— Start Material provided —

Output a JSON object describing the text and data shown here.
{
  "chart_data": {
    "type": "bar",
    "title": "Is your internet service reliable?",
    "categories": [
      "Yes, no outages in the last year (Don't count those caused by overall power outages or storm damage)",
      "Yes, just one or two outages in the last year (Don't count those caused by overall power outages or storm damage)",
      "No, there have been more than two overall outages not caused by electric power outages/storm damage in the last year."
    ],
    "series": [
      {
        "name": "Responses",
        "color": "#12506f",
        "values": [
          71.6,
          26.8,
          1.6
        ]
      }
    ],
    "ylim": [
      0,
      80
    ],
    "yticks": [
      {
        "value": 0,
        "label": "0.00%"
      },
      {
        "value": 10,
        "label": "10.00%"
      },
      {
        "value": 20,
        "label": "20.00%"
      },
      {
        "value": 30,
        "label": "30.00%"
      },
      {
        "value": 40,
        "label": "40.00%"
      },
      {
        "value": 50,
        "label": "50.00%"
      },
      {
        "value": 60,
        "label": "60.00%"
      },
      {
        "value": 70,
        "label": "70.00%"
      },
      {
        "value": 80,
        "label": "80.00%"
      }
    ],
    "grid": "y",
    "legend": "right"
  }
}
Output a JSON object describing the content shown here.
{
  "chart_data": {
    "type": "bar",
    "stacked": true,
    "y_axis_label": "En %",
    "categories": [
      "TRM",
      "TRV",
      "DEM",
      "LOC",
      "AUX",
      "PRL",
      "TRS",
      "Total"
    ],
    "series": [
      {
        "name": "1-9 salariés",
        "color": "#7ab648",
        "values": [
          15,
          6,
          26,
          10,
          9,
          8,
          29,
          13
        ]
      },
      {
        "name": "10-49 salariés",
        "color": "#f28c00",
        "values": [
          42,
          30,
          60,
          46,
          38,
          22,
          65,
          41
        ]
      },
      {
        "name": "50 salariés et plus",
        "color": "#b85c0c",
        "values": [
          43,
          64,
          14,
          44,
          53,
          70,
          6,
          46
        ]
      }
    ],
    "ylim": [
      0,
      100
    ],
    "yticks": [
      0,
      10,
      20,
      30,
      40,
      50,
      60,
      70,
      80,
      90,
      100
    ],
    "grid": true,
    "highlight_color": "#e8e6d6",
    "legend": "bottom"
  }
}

— End Material provided —

**Your objective**
Return the listing above in full, character for character.

**Solution to this task**
Output a JSON object describing the text and data shown here.
{
  "chart_data": {
    "type": "bar",
    "title": "Is your internet service reliable?",
    "categories": [
      "Yes, no outages in the last year (Don't count those caused by overall power outages or storm damage)",
      "Yes, just one or two outages in the last year (Don't count those caused by overall power outages or storm damage)",
      "No, there have been more than two overall outages not caused by electric power outages/storm damage in the last year."
    ],
    "series": [
      {
        "name": "Responses",
        "color": "#12506f",
        "values": [
          71.6,
          26.8,
          1.6
        ]
      }
    ],
    "ylim": [
      0,
      80
    ],
    "yticks": [
      {
        "value": 0,
        "label": "0.00%"
      },
      {
        "value": 10,
        "label": "10.00%"
      },
      {
        "value": 20,
        "label": "20.00%"
      },
      {
        "value": 30,
        "label": "30.00%"
      },
      {
        "value": 40,
        "label": "40.00%"
      },
      {
        "value": 50,
        "label": "50.00%"
      },
      {
        "value": 60,
        "label": "60.00%"
      },
      {
        "value": 70,
        "label": "70.00%"
      },
      {
        "value": 80,
        "label": "80.00%"
      }
    ],
    "grid": "y",
    "legend": "right"
  }
}
Output a JSON object describing the content shown here.
{
  "chart_data": {
    "type": "bar",
    "stacked": true,
    "y_axis_label": "En %",
    "categories": [
      "TRM",
      "TRV",
      "DEM",
      "LOC",
      "AUX",
      "PRL",
      "TRS",
      "Total"
    ],
    "series": [
      {
        "name": "1-9 salariés",
        "color": "#7ab648",
        "values": [
          15,
          6,
          26,
          10,
          9,
          8,
          29,
          13
        ]
      },
      {
        "name": "10-49 salariés",
        "color": "#f28c00",
        "values": [
          42,
          30,
          60,
          46,
          38,
          22,
          65,
          41
        ]
      },
      {
        "name": "50 salariés et plus",
        "color": "#b85c0c",
        "values": [
          43,
          64,
          14,
          44,
          53,
          70,
          6,
          46
        ]
      }
    ],
    "ylim": [
      0,
      100
    ],
    "yticks": [
      0,
      10,
      20,
      30,
      40,
      50,
      60,
      70,
      80,
      90,
      100
    ],
    "grid": true,
    "highlight_color": "#e8e6d6",
    "legend": "bottom"
  }
}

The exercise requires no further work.